#### What is needed
State how many lines of the entries hold the string "this". Reply with the number alone.

Items from a figure collection
"""

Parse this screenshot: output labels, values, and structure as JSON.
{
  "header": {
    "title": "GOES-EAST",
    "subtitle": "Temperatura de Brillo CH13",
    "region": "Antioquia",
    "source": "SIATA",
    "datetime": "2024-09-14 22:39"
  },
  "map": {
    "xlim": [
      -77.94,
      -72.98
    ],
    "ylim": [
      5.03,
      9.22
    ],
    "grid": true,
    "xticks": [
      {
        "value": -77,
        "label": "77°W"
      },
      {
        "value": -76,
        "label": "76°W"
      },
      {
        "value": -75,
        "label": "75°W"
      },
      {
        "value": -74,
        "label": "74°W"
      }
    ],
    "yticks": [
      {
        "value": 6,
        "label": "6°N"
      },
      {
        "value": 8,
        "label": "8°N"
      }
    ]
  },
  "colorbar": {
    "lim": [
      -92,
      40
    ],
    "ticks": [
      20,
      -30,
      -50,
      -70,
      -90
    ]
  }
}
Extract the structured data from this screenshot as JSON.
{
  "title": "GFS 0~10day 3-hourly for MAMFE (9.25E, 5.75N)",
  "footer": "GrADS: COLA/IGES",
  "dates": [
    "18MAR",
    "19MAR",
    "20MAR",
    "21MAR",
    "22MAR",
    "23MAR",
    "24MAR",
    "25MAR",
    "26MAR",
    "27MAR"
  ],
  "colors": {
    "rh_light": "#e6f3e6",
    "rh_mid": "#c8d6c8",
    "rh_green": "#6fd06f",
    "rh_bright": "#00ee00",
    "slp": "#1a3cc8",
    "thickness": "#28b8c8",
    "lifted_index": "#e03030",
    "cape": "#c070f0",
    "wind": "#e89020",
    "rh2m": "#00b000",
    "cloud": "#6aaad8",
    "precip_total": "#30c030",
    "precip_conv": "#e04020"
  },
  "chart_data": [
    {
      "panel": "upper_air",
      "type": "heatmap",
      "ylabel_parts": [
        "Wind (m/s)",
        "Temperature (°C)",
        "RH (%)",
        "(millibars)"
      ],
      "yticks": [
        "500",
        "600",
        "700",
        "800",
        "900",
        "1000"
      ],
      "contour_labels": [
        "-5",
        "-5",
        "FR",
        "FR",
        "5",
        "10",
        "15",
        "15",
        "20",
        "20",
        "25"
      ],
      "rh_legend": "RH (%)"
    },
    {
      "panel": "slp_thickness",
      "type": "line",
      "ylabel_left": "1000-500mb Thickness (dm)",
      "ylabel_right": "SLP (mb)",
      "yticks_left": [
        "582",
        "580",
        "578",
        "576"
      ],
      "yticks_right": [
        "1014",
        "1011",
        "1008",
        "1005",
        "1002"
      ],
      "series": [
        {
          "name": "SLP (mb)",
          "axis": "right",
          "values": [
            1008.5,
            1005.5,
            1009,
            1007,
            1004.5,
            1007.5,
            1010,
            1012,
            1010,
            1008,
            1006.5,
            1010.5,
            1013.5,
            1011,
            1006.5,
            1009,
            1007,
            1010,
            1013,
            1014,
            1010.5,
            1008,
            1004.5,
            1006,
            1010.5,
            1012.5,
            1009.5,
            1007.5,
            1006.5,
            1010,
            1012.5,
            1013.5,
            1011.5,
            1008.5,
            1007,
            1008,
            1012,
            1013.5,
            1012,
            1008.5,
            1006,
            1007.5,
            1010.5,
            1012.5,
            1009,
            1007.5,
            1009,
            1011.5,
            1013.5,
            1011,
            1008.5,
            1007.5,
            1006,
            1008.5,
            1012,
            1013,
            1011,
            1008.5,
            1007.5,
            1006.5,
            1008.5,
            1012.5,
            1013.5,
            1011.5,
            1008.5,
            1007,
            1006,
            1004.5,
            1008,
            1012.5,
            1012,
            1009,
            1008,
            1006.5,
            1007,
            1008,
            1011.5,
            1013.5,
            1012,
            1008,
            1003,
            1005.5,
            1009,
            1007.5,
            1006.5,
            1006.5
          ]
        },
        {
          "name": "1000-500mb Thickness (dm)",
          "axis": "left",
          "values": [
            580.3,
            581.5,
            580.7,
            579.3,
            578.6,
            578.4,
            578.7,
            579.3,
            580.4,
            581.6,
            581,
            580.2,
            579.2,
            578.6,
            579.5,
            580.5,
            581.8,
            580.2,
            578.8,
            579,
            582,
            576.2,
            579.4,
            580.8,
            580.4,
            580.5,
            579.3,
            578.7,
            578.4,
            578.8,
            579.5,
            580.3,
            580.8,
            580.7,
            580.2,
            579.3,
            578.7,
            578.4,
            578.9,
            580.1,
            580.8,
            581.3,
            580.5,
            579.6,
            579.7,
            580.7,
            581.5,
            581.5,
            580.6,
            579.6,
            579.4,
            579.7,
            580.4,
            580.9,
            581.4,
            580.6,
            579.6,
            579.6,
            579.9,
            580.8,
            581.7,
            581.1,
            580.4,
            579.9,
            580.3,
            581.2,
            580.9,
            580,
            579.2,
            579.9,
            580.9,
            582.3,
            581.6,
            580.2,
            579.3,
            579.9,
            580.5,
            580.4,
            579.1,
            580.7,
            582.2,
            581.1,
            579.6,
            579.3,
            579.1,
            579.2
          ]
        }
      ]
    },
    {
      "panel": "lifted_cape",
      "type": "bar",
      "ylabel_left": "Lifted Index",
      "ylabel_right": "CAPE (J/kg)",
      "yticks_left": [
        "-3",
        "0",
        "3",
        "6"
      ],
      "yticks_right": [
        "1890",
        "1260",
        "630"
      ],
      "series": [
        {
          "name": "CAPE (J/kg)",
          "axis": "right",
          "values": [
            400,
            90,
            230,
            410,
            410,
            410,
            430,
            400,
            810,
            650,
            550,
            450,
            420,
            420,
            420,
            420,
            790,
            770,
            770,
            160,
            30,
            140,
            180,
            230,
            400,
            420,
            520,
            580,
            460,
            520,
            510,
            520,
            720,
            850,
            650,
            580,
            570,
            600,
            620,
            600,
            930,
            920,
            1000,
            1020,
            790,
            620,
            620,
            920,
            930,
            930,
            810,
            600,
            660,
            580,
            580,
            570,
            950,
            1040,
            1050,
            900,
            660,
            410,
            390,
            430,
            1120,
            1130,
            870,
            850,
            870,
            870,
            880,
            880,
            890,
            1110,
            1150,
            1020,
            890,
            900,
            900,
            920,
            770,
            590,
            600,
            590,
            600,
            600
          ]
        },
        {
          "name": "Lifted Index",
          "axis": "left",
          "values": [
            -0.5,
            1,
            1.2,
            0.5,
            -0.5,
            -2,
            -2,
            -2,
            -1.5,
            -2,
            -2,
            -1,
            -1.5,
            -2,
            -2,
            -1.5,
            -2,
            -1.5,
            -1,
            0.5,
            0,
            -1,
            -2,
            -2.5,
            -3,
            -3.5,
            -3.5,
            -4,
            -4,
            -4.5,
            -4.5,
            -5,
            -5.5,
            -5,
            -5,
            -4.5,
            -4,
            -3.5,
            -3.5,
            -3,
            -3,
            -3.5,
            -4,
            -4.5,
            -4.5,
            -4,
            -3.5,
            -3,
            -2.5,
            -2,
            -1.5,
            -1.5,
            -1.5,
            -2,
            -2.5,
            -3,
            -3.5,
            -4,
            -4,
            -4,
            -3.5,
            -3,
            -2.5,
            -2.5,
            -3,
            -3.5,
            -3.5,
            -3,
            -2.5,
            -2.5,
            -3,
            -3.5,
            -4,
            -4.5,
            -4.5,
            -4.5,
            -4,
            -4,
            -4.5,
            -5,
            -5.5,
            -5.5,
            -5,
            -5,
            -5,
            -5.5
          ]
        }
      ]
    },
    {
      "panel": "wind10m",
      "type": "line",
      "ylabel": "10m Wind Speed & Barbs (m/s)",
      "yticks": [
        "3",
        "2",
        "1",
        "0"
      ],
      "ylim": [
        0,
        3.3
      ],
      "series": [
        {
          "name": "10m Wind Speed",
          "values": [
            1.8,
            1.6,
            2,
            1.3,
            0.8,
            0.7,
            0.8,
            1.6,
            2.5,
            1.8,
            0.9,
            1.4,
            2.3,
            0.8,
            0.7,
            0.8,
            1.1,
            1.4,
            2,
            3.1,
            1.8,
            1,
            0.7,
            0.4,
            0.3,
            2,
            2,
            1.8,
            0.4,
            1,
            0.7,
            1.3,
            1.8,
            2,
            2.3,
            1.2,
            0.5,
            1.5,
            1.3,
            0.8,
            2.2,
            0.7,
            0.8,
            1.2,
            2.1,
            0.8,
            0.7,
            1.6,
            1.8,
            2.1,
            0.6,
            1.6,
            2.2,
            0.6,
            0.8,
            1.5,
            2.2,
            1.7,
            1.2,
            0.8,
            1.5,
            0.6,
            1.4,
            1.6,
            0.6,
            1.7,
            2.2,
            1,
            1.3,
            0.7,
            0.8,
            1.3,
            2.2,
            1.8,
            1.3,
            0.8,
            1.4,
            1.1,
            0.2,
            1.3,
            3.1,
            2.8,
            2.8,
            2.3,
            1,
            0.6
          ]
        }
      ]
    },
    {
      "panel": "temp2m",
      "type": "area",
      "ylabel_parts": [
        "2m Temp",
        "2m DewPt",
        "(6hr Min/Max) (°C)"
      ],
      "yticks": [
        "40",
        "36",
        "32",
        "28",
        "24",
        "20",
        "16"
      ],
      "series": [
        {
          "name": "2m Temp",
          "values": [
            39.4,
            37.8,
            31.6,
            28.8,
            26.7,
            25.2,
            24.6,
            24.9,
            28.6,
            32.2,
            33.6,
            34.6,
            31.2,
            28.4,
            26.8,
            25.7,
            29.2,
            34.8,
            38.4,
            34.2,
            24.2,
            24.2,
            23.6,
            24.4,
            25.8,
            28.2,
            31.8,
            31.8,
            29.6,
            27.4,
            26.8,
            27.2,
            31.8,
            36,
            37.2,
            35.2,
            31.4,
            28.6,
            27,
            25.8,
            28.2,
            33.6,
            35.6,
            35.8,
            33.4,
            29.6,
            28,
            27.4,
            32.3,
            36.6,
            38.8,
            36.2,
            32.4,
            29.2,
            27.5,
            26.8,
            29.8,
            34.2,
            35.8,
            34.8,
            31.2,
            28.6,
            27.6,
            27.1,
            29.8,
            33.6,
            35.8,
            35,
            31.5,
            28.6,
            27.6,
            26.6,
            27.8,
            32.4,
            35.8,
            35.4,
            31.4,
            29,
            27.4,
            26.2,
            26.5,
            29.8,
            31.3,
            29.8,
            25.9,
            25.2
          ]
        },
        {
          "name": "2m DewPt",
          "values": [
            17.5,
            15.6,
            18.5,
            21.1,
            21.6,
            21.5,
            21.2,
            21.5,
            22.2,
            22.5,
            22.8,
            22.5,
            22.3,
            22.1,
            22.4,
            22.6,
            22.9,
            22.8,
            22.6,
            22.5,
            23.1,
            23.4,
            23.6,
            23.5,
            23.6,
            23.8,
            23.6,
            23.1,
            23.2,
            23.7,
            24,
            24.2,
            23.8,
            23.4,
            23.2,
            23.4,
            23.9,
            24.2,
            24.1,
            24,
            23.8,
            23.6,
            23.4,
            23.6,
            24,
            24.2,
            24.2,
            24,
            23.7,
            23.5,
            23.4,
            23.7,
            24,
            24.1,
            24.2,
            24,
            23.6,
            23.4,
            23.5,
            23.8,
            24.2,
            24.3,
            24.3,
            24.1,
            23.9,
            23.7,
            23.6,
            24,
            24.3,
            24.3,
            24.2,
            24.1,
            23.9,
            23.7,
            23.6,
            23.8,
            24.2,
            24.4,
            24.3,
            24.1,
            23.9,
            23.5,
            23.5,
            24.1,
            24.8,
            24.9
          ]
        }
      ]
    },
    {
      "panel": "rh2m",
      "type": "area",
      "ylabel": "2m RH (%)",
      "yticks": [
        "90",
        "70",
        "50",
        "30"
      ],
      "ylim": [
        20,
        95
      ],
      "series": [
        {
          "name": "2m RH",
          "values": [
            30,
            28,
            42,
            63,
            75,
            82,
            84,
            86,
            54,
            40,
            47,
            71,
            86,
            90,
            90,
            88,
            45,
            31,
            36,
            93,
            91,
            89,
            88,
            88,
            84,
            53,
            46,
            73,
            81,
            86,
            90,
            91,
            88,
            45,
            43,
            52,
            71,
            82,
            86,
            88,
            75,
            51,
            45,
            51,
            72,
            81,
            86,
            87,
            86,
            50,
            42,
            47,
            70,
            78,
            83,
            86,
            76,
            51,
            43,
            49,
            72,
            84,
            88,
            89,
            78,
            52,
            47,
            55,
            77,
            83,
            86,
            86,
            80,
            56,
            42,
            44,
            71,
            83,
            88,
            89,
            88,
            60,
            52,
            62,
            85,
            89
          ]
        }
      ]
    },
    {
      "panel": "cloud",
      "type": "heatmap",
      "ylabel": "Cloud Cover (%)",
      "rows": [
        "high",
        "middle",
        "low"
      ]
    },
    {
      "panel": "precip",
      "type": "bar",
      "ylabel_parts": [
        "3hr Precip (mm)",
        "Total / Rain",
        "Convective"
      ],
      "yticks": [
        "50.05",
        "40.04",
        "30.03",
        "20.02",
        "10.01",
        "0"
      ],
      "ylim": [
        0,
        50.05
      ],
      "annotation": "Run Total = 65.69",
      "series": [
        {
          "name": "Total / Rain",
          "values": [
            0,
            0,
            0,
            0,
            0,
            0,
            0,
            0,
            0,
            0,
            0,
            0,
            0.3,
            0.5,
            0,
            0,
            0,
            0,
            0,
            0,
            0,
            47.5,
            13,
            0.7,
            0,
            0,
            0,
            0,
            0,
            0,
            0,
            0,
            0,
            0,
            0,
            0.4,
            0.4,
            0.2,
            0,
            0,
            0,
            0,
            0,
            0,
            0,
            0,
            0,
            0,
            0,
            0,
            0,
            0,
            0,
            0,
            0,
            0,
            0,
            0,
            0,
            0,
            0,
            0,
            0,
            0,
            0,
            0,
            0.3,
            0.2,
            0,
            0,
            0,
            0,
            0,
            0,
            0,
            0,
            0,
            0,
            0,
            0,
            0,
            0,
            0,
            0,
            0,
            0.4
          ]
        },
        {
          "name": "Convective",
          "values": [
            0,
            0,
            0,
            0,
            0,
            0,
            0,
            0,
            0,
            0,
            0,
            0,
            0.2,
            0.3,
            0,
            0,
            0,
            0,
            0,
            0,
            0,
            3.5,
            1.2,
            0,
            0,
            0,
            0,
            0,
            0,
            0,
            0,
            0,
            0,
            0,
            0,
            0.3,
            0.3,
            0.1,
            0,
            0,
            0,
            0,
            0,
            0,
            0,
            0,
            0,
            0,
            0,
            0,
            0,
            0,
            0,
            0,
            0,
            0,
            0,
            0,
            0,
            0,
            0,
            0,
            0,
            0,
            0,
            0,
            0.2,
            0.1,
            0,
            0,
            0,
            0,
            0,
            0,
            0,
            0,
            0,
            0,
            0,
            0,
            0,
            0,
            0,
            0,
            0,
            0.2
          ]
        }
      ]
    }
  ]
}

"""

#### Final result
2